The request. Work out how many lines of the listing hold the string "found", then answer with that number and nothing else.

** Begin Provided material **

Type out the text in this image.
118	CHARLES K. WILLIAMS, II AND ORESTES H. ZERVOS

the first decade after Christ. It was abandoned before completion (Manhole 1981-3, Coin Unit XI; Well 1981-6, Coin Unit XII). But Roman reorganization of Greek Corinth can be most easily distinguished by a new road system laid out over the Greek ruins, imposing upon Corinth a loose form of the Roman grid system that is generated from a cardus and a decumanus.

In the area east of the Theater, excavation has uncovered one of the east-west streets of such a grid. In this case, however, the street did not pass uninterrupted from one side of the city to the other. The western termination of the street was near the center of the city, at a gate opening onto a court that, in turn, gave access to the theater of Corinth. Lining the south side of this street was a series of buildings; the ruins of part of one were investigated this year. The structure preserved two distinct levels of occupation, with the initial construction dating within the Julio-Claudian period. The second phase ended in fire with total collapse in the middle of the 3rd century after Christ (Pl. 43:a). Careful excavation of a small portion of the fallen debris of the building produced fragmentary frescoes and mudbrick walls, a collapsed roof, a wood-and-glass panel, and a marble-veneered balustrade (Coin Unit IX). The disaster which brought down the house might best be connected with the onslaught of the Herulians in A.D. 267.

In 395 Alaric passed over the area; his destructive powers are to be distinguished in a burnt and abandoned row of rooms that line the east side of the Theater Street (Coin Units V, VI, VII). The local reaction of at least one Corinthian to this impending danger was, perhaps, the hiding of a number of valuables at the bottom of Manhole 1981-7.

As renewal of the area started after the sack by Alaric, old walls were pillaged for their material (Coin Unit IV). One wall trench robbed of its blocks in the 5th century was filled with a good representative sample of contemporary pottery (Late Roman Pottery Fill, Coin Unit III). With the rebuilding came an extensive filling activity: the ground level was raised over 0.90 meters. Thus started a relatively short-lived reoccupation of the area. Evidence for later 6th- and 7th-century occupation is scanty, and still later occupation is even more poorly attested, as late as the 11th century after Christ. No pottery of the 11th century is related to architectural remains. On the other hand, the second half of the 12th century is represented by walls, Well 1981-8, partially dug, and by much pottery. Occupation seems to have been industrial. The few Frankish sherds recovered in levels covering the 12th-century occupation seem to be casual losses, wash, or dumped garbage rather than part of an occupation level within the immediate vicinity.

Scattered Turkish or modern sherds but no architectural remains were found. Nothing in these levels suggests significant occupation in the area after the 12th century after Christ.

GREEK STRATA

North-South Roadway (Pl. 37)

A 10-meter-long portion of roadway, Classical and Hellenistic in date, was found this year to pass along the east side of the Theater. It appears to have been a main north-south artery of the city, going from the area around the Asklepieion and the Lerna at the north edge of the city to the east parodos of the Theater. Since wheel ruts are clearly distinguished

** End Provided material **

Answer below. 2